Directive
Filter the data below for the string "RATED" and copy each matching line.

Stored data
--- begin ---

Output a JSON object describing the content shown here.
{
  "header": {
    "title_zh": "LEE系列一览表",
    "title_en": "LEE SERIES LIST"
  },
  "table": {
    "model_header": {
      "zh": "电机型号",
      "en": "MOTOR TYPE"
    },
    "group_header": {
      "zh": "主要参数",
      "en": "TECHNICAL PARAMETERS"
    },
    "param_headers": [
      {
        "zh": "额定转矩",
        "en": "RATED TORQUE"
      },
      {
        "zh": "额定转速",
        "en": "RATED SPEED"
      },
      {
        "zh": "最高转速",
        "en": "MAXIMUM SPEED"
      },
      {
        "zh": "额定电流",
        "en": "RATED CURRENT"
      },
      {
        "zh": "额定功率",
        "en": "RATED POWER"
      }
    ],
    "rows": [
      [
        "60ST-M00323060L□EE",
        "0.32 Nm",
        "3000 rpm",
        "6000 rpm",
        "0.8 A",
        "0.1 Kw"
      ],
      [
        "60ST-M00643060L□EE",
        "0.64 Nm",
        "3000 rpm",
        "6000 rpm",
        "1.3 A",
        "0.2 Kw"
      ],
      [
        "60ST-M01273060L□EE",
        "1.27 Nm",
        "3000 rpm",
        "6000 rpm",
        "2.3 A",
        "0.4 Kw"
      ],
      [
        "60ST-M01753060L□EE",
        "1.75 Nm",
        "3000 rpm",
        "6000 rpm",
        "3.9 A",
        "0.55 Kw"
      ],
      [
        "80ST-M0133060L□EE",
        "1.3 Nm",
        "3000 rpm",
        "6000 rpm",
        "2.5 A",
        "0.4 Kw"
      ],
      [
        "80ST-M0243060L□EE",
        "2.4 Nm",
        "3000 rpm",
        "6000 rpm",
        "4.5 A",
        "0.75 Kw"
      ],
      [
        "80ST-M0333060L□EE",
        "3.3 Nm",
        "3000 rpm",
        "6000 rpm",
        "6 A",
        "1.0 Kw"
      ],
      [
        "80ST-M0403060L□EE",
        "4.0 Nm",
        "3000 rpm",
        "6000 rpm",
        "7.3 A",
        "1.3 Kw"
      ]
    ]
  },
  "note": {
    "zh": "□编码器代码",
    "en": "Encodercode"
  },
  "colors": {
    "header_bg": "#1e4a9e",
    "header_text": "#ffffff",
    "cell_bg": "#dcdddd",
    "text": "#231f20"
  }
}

--- end ---

Output below
        "en": "RATED TORQUE"
        "en": "RATED SPEED"
        "en": "RATED CURRENT"
        "en": "RATED POWER"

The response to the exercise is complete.